In the entries below, count the lines holding "structured". Reply with the number only.
═══ Material shown
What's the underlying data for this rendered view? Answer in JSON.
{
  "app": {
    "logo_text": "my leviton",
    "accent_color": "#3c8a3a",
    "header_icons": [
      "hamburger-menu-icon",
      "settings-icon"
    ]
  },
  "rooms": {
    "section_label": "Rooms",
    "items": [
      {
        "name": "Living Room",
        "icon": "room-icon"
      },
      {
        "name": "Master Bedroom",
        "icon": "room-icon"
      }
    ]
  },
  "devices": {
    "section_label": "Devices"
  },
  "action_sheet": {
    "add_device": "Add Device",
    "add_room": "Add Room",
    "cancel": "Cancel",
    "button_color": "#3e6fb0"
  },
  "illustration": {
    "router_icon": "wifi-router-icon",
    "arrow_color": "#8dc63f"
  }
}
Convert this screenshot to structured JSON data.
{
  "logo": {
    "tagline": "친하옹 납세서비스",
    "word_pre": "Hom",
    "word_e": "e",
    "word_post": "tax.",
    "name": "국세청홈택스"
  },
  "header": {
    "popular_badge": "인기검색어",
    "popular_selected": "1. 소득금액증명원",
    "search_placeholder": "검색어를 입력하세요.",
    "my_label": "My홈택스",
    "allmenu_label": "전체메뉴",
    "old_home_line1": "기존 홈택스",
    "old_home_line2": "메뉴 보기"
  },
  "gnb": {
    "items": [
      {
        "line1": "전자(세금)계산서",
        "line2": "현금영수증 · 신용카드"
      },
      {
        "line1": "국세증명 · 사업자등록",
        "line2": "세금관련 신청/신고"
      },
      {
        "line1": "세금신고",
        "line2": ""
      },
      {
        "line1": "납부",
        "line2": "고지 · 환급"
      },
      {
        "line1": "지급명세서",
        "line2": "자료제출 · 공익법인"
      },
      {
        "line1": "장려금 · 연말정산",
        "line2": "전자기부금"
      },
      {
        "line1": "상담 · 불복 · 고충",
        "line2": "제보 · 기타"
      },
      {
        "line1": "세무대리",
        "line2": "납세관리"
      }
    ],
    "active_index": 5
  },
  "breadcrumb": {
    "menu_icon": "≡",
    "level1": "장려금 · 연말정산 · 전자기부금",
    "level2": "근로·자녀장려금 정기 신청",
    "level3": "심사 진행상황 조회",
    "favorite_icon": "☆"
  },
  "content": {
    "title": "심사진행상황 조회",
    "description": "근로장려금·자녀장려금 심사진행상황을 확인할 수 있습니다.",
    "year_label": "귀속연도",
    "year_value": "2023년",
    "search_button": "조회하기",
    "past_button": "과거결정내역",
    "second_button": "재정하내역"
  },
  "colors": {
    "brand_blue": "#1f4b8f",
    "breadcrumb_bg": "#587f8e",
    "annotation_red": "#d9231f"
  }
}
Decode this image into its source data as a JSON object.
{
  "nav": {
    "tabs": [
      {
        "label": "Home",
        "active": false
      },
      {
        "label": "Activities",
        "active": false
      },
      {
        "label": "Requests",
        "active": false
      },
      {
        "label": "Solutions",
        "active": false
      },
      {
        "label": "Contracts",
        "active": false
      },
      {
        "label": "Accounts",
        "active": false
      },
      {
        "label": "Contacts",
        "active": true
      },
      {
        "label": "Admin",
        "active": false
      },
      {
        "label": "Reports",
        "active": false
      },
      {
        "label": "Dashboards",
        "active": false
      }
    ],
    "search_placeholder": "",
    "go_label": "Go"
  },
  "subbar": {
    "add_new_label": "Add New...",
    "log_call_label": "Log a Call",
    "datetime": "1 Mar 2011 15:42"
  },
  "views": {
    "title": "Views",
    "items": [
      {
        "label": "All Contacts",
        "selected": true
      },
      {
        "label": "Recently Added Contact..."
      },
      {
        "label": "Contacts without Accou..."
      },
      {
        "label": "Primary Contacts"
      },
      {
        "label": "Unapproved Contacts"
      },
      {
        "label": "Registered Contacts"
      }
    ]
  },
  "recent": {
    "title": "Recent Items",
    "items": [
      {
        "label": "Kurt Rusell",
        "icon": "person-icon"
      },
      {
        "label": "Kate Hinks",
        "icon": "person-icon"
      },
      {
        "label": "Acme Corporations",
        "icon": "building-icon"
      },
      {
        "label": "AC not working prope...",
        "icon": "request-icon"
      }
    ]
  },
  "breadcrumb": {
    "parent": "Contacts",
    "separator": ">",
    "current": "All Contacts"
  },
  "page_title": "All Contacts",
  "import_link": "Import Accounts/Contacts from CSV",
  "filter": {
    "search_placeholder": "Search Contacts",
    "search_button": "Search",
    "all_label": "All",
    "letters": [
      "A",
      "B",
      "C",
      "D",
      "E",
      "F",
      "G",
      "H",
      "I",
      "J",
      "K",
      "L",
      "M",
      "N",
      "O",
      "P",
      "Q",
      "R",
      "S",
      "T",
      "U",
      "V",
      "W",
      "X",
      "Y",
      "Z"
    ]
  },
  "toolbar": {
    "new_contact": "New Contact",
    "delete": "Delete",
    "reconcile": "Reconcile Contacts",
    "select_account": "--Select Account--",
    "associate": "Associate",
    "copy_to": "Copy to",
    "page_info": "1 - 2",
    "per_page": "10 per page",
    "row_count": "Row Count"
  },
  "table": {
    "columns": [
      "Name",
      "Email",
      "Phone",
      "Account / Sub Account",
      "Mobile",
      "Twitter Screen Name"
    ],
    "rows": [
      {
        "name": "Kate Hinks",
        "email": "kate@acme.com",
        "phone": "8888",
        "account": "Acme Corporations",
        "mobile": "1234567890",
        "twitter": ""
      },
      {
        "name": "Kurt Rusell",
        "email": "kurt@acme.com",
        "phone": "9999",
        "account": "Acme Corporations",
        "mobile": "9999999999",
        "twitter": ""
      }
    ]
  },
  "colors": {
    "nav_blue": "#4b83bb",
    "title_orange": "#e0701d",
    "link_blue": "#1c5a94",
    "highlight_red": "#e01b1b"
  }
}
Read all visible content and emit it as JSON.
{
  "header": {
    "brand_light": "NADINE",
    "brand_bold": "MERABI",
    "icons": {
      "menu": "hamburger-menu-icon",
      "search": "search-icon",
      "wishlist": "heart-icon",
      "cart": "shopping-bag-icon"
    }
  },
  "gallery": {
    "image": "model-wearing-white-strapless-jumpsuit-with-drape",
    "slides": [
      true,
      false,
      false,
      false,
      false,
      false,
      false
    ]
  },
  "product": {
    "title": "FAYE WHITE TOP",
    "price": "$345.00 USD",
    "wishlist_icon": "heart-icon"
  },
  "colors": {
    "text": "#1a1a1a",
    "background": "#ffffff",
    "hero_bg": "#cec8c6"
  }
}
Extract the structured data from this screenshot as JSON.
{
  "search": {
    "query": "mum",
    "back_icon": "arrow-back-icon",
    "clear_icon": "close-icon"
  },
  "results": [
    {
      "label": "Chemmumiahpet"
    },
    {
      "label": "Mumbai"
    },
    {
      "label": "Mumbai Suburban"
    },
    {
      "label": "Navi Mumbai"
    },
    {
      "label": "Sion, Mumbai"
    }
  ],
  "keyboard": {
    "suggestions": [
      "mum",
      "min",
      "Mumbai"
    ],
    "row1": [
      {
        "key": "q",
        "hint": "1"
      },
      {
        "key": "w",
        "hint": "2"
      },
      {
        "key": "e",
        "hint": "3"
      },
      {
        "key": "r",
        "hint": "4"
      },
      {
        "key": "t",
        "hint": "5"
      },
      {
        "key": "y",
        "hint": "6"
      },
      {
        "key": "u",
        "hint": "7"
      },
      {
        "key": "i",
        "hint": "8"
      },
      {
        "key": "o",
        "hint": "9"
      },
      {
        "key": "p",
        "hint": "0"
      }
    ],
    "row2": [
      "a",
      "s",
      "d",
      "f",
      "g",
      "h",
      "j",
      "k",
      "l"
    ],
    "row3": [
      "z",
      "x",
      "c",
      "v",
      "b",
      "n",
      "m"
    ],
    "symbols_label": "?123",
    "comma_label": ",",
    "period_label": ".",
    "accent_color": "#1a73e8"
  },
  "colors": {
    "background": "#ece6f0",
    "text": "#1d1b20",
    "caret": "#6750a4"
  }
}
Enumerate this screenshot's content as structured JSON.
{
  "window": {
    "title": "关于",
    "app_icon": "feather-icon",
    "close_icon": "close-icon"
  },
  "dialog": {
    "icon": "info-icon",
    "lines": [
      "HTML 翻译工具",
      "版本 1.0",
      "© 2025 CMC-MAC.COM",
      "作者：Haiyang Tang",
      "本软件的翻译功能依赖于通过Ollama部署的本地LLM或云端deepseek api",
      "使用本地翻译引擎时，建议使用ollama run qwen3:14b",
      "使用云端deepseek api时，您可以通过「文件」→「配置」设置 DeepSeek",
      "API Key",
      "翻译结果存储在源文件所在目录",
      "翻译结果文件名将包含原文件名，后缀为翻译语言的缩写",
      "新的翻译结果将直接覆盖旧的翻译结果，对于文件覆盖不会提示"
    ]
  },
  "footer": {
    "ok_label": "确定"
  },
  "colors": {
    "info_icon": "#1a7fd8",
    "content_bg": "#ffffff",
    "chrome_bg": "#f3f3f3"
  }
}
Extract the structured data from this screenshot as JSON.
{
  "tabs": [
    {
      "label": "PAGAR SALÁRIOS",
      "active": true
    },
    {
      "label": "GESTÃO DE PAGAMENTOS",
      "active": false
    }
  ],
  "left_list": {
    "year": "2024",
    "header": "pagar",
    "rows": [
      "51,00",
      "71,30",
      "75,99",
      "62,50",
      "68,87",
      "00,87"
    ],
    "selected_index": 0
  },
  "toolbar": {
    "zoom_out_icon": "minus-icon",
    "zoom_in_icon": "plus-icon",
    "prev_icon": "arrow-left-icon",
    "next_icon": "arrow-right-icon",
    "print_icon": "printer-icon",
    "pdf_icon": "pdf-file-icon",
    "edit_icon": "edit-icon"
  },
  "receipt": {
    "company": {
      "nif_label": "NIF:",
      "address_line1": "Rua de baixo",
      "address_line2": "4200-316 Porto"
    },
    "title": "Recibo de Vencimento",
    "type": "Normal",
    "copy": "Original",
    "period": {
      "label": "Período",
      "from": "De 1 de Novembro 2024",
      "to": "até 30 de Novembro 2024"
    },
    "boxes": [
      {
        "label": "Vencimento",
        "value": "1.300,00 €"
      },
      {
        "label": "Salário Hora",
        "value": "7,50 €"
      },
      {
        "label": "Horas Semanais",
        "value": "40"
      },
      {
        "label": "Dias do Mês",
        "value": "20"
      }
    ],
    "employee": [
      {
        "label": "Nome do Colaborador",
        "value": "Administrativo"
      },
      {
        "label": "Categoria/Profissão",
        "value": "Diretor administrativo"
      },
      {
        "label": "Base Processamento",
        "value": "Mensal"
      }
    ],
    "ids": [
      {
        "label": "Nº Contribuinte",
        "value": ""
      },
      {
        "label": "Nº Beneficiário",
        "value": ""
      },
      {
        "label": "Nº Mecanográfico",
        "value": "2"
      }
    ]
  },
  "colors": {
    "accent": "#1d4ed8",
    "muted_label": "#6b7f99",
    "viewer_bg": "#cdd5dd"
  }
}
══════
▸ **Exercise result**
4